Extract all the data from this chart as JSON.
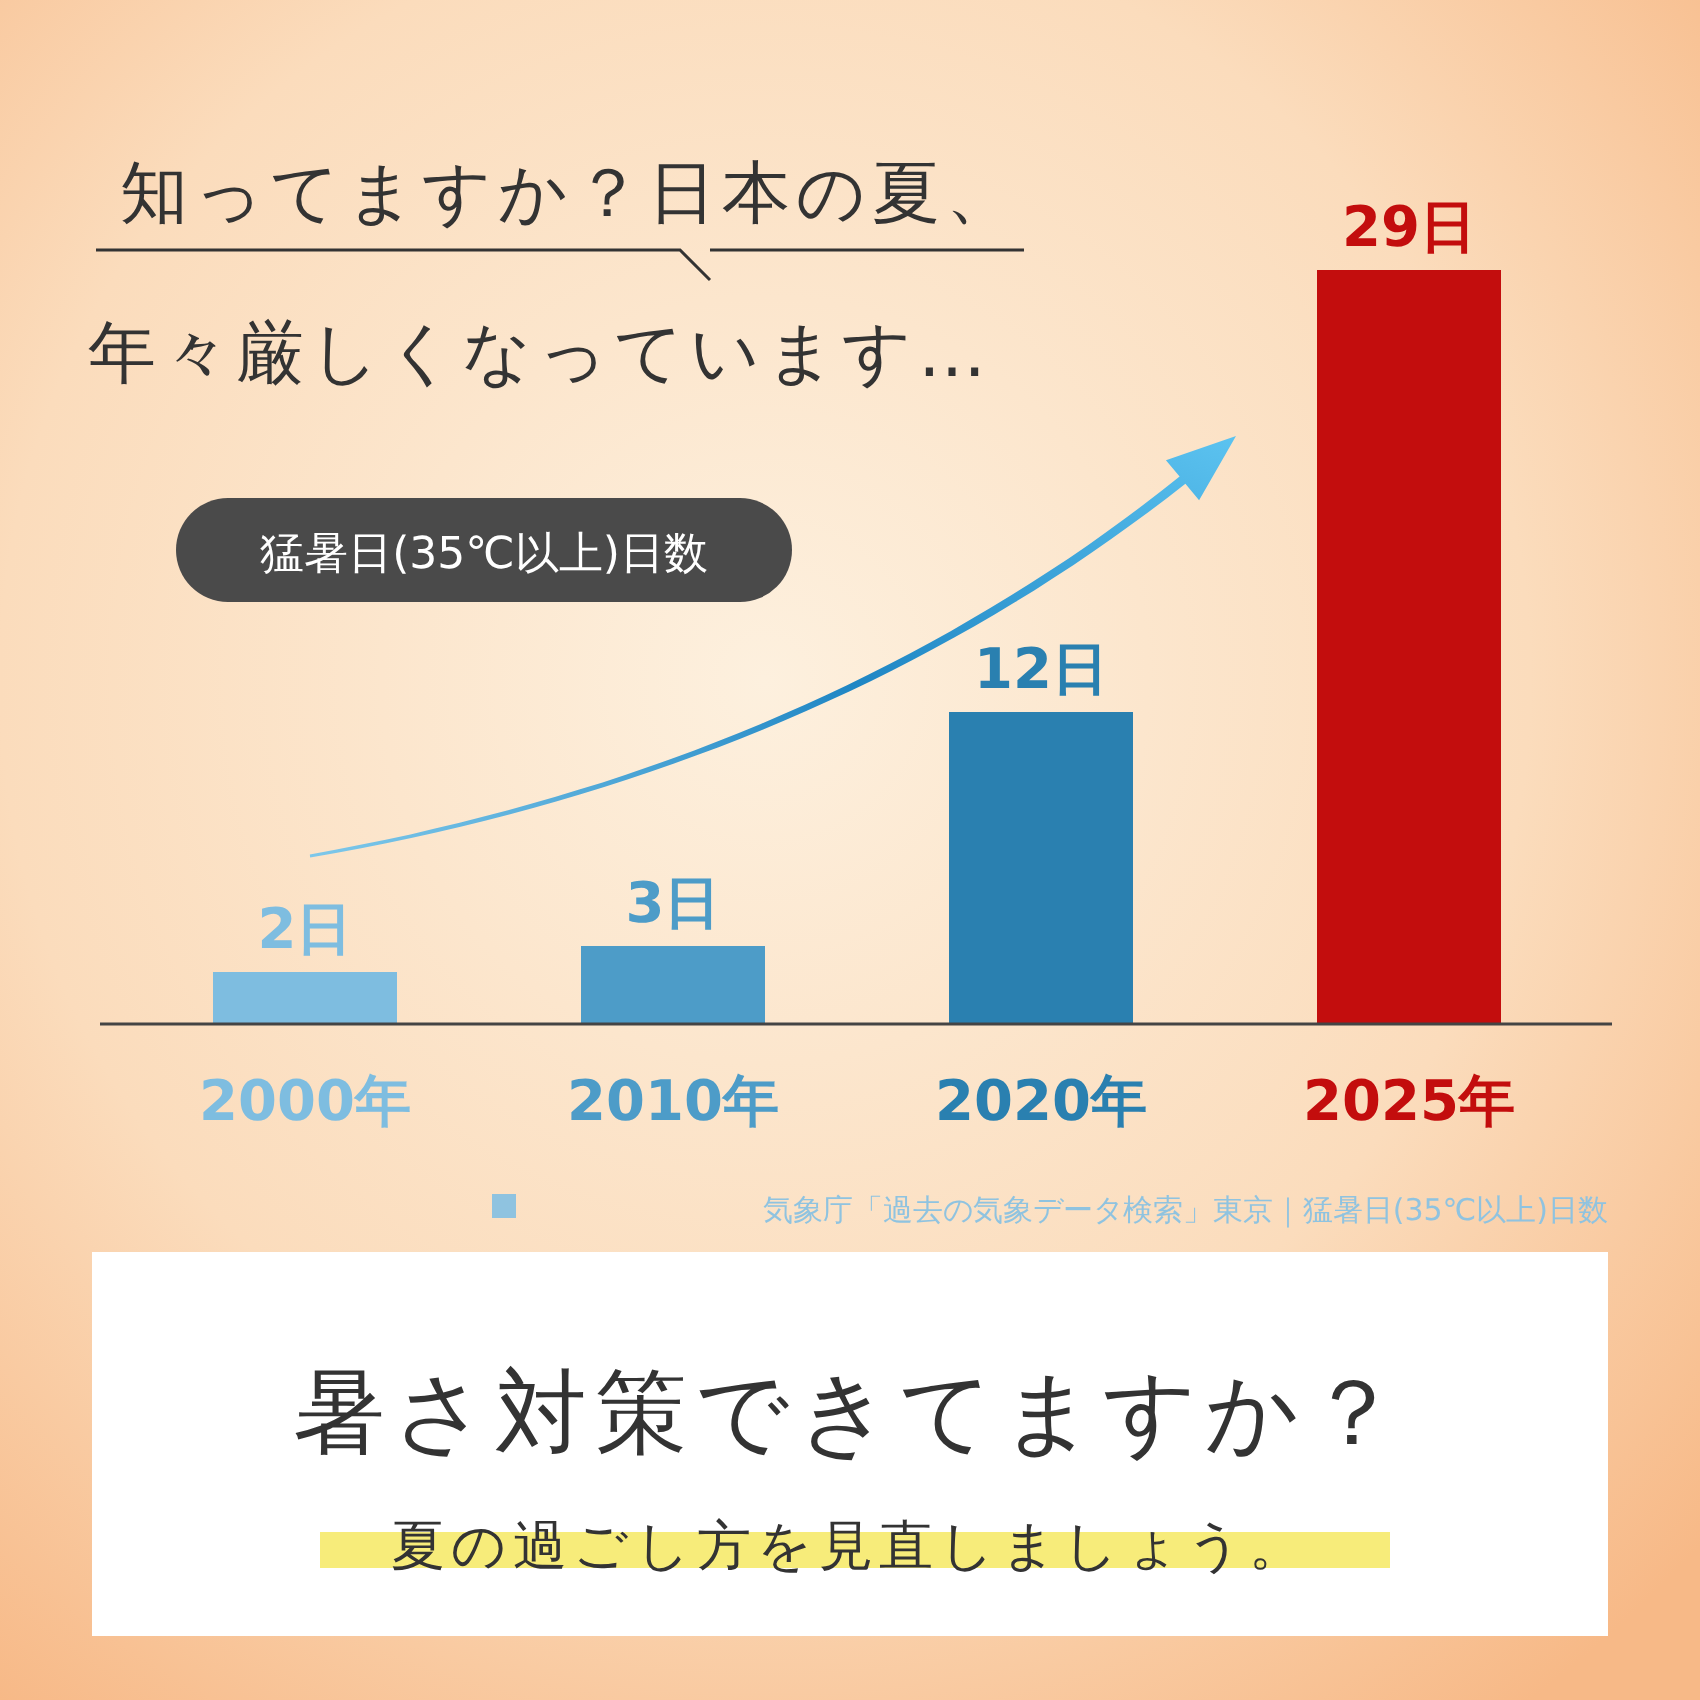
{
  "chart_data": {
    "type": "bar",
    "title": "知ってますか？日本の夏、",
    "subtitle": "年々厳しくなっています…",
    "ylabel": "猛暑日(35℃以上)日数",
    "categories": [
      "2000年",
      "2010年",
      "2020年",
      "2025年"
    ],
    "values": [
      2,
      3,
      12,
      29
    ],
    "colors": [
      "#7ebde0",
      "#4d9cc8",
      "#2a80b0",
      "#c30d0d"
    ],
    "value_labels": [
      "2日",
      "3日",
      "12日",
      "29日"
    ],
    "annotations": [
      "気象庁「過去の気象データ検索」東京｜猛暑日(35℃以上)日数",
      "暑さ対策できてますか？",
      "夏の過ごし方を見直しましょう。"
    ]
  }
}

——————————

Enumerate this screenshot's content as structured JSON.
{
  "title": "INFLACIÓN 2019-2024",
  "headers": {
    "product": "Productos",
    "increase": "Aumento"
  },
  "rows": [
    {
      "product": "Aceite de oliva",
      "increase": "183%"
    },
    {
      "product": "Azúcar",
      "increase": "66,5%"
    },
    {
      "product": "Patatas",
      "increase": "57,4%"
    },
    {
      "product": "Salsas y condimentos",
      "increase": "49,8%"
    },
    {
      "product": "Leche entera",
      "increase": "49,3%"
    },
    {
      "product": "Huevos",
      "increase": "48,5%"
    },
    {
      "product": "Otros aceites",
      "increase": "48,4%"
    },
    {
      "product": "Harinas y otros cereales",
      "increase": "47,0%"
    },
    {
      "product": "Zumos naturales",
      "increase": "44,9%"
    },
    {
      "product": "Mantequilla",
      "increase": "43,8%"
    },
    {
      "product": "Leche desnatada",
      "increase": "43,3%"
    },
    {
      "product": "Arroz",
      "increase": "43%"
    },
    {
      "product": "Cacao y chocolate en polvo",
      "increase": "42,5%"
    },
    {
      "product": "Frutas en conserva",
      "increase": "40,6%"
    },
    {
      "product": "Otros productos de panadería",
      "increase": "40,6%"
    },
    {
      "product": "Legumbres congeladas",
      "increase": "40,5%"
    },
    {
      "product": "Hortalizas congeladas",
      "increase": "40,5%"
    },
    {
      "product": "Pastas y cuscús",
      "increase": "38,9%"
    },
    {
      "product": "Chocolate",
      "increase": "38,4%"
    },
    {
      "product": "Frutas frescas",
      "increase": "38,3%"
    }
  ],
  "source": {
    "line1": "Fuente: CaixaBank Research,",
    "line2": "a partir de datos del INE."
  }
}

——————————

- _What is being asked_
Within the listing, how many lines hold the word "Frutas"? Only the number is to be given.

- _Final result_
2